**EXTRACT:**

==*==

The Benefits of Testable Code
Join the DZone community and get the full member experience.
Join For Freeone of the most beneficial approaches that you can take in software development is to follow a test driven development approach. while we all understand why it's a good thing, it's often left slide in favour of adding functionality to reach deadline, or just to "save" time.
one of the challenges for test driven development is making sure that your code is testable. miško hevery wrote an
article
about this very topic a while back. i thought he would be the ideal person to talk to me about testable code and test driven development.
james sugrue: hi miško, can you introduce yourself to the readers?
miško hevery:
my name is miško hevery, and i build web-applications for a living. my passion is to share the knowledge between developers, as i think that developing software is too much art, and i would like it to become a lot more of science. i spent a lot of time giving tech-talks, both internally at google, as well as at other companies and conferences, and mostly focus on how to build better software by focusing more on testability. i want to bring software development back into the realm of everyday users and our teenagers, which will be our next generation of software developers. to that end i am working on allowing others to build web-applications using a novel approach of using nothing but html. we call it <angular/>, you can see a demo here:
http://www.getangular.com/screencast
james: <angular/> sounds interesting - could you give us a quick overview of how it provides the functionality it does through pure html?
miško:
<angular/> has two parts:
(1) html is a declarative language, but it is only good at rendering static content, what <angular/> does is to extend the html language to add data-binding, persistence, and looping constructs. in essence it makes your html smarter and more suited for building web-applications.
(2) the second part of angular is your data in the cloud. we provide rest api to your data and we do the hosting. this liberates the data as it can be accessed from anywhere and by anyone (not just by the <angular/> client) (according to security rules you specified).
the end product is that you can create an html form and through data-binding you specify where different parts of your data should appear on the page. <angular/> takes care of fetching the data, and merging it with the html template. and since it is just pure html the html can be hosted anywhere, such as a static host, or embedded in existing systems such as your blog (
example
), or your content-management-system.
james: so, back to testability. why do you think that it's taken so long for test driven development to get proper acceptance? after all, it seems like the most sensible way to develop?

==*==

**DATA TO USE:**
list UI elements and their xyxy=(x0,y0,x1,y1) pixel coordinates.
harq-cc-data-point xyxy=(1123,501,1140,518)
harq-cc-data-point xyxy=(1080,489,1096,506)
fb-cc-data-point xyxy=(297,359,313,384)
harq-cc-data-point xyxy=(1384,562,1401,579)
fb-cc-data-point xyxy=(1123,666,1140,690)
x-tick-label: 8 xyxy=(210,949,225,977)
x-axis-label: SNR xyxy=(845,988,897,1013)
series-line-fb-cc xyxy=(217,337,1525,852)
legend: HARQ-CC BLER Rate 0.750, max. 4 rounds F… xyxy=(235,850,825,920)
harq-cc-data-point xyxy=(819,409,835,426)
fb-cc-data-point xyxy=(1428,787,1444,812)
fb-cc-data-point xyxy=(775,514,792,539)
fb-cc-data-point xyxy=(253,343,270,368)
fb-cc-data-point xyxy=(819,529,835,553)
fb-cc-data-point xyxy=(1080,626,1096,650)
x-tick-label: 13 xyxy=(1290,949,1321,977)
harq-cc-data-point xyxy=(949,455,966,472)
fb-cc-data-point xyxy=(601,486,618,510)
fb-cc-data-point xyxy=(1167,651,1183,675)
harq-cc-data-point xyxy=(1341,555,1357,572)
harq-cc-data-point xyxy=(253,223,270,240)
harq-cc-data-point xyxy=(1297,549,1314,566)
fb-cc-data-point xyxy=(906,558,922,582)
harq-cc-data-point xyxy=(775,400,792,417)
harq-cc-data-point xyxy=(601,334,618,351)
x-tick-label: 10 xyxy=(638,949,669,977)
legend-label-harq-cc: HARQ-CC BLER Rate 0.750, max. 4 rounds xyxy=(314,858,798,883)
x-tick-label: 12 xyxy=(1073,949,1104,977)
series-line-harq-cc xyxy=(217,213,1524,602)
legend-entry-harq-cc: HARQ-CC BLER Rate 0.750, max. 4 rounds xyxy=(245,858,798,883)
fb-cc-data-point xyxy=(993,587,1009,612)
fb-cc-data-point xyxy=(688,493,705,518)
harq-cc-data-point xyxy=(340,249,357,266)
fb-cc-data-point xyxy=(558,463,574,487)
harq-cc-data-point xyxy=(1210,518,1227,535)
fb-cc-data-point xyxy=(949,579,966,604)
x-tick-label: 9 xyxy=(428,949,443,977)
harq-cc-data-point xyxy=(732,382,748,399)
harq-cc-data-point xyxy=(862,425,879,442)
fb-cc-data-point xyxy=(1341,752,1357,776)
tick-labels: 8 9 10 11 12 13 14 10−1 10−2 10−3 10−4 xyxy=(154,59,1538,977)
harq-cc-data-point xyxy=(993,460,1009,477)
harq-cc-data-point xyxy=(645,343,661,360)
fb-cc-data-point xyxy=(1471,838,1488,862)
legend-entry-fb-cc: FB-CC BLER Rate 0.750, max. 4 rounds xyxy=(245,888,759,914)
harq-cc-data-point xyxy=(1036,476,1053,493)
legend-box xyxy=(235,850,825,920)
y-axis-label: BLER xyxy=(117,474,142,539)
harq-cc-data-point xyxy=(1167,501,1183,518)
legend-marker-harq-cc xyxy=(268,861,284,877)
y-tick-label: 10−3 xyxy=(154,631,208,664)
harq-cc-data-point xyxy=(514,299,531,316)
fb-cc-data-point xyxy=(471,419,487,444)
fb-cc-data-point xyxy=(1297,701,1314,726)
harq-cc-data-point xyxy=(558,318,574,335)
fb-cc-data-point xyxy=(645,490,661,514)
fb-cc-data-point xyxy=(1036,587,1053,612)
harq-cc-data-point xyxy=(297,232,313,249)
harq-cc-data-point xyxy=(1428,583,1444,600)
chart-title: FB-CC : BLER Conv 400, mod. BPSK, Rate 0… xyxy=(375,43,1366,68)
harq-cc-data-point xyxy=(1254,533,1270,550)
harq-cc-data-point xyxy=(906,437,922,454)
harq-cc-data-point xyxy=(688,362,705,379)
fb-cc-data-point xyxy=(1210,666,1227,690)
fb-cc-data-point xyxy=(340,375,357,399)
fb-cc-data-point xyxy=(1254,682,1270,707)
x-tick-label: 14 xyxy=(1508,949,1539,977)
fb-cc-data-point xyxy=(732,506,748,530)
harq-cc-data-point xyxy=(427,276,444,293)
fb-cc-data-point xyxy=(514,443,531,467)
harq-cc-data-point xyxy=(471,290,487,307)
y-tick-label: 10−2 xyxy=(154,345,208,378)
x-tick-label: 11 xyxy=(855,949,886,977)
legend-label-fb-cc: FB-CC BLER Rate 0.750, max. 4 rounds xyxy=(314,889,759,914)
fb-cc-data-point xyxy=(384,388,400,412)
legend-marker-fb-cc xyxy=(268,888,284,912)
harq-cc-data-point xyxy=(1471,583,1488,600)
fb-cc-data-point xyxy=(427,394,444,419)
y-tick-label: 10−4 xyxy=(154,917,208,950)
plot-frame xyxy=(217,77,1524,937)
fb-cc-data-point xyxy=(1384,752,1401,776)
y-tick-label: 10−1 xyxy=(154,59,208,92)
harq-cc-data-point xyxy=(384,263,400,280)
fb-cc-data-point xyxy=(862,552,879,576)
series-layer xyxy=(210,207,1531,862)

==*==

**REQUIREMENTS:**
• 1. Please reproduce the part of the interview on testable code between "the end product" and "or your content-management-system.", inclusive.
• 2. Rewrite the records from their first line through the line holding "fb-cc-data-point xyxy=(1428,787,1444,812)", inclusive, replacing "harq-cc-data-point" with "harq-cc-point" and leaving all else unchanged. Return only those lines.
The interview on testable code and the records are unrelated to each other.

**SOLUTIONS TO THE PROBLEMS:**
• 1.
the end product is that you can create an html form and through data-binding you specify where different parts of your data should appear on the page. <angular/> takes care of fetching the data, and merging it with the html template. and since it is just pure html the html can be hosted anywhere, such as a static host, or embedded in existing systems such as your blog (
example
), or your content-management-system.

• 2.
list UI elements and their xyxy=(x0,y0,x1,y1) pixel coordinates.
harq-cc-point xyxy=(1123,501,1140,518)
harq-cc-point xyxy=(1080,489,1096,506)
fb-cc-data-point xyxy=(297,359,313,384)
harq-cc-point xyxy=(1384,562,1401,579)
fb-cc-data-point xyxy=(1123,666,1140,690)
x-tick-label: 8 xyxy=(210,949,225,977)
x-axis-label: SNR xyxy=(845,988,897,1013)
series-line-fb-cc xyxy=(217,337,1525,852)
legend: HARQ-CC BLER Rate 0.750, max. 4 rounds F… xyxy=(235,850,825,920)
harq-cc-point xyxy=(819,409,835,426)
fb-cc-data-point xyxy=(1428,787,1444,812)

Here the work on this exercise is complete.